● Problem description
Pictures do not belong in the copy, so please give every entry below again exactly.

● Raw data
= = =
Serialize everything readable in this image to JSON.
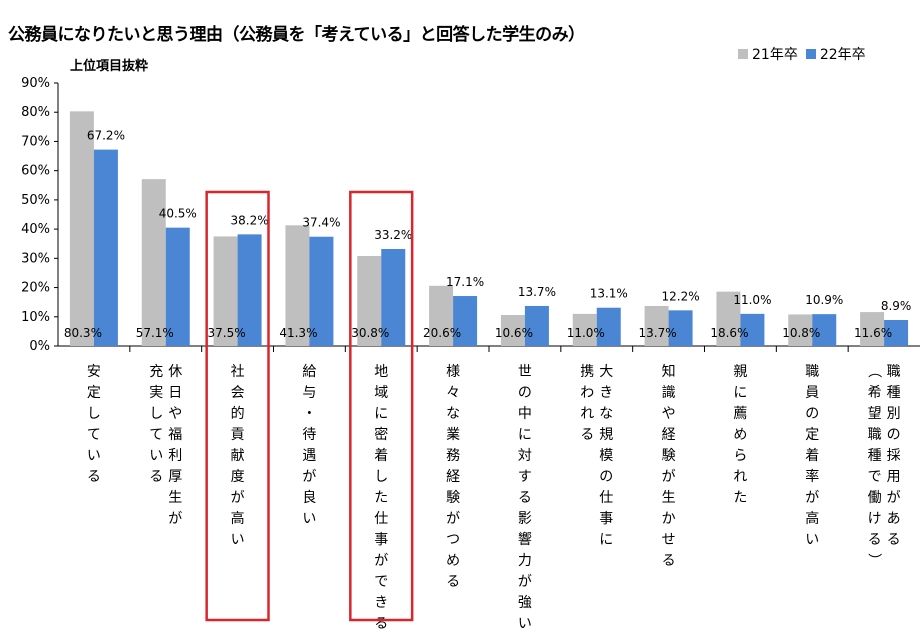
{
  "page": {
    "title": "公務員になりたいと思う理由（公務員を「考えている」と回答した学生のみ）",
    "subtitle": "上位項目抜粋"
  },
  "chart_data": {
    "type": "bar",
    "title": "公務員になりたいと思う理由（公務員を「考えている」と回答した学生のみ）",
    "subtitle": "上位項目抜粋",
    "xlabel": "",
    "ylabel": "",
    "ylim": [
      0,
      90
    ],
    "yticks": [
      0,
      10,
      20,
      30,
      40,
      50,
      60,
      70,
      80,
      90
    ],
    "ytick_labels": [
      "0%",
      "10%",
      "20%",
      "30%",
      "40%",
      "50%",
      "60%",
      "70%",
      "80%",
      "90%"
    ],
    "grid": false,
    "legend_position": "top-right",
    "categories": [
      "安定している",
      "休日や福利厚生が\n充実している",
      "社会的貢献度が高い",
      "給与・待遇が良い",
      "地域に密着した仕事ができる",
      "様々な業務経験がつめる",
      "世の中に対する影響力が強い",
      "大きな規模の仕事に\n携われる",
      "知識や経験が生かせる",
      "親に薦められた",
      "職員の定着率が高い",
      "職種別の採用がある\n（希望職種で働ける）"
    ],
    "series": [
      {
        "name": "21年卒",
        "color": "#bfbfbf",
        "values": [
          80.3,
          57.1,
          37.5,
          41.3,
          30.8,
          20.6,
          10.6,
          11.0,
          13.7,
          18.6,
          10.8,
          11.6
        ],
        "labels": [
          "80.3%",
          "57.1%",
          "37.5%",
          "41.3%",
          "30.8%",
          "20.6%",
          "10.6%",
          "11.0%",
          "13.7%",
          "18.6%",
          "10.8%",
          "11.6%"
        ]
      },
      {
        "name": "22年卒",
        "color": "#4a86d4",
        "values": [
          67.2,
          40.5,
          38.2,
          37.4,
          33.2,
          17.1,
          13.7,
          13.1,
          12.2,
          11.0,
          10.9,
          8.9
        ],
        "labels": [
          "67.2%",
          "40.5%",
          "38.2%",
          "37.4%",
          "33.2%",
          "17.1%",
          "13.7%",
          "13.1%",
          "12.2%",
          "11.0%",
          "10.9%",
          "8.9%"
        ]
      }
    ],
    "highlighted_categories": [
      2,
      4
    ],
    "highlight_color": "#d9262e"
  }
}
= = =
● Final result
Serialize everything readable in this image to JSON.
{
  "page": {
    "title": "公務員になりたいと思う理由（公務員を「考えている」と回答した学生のみ）",
    "subtitle": "上位項目抜粋"
  },
  "chart_data": {
    "type": "bar",
    "title": "公務員になりたいと思う理由（公務員を「考えている」と回答した学生のみ）",
    "subtitle": "上位項目抜粋",
    "xlabel": "",
    "ylabel": "",
    "ylim": [
      0,
      90
    ],
    "yticks": [
      0,
      10,
      20,
      30,
      40,
      50,
      60,
      70,
      80,
      90
    ],
    "ytick_labels": [
      "0%",
      "10%",
      "20%",
      "30%",
      "40%",
      "50%",
      "60%",
      "70%",
      "80%",
      "90%"
    ],
    "grid": false,
    "legend_position": "top-right",
    "categories": [
      "安定している",
      "休日や福利厚生が\n充実している",
      "社会的貢献度が高い",
      "給与・待遇が良い",
      "地域に密着した仕事ができる",
      "様々な業務経験がつめる",
      "世の中に対する影響力が強い",
      "大きな規模の仕事に\n携われる",
      "知識や経験が生かせる",
      "親に薦められた",
      "職員の定着率が高い",
      "職種別の採用がある\n（希望職種で働ける）"
    ],
    "series": [
      {
        "name": "21年卒",
        "color": "#bfbfbf",
        "values": [
          80.3,
          57.1,
          37.5,
          41.3,
          30.8,
          20.6,
          10.6,
          11.0,
          13.7,
          18.6,
          10.8,
          11.6
        ],
        "labels": [
          "80.3%",
          "57.1%",
          "37.5%",
          "41.3%",
          "30.8%",
          "20.6%",
          "10.6%",
          "11.0%",
          "13.7%",
          "18.6%",
          "10.8%",
          "11.6%"
        ]
      },
      {
        "name": "22年卒",
        "color": "#4a86d4",
        "values": [
          67.2,
          40.5,
          38.2,
          37.4,
          33.2,
          17.1,
          13.7,
          13.1,
          12.2,
          11.0,
          10.9,
          8.9
        ],
        "labels": [
          "67.2%",
          "40.5%",
          "38.2%",
          "37.4%",
          "33.2%",
          "17.1%",
          "13.7%",
          "13.1%",
          "12.2%",
          "11.0%",
          "10.9%",
          "8.9%"
        ]
      }
    ],
    "highlighted_categories": [
      2,
      4
    ],
    "highlight_color": "#d9262e"
  }
}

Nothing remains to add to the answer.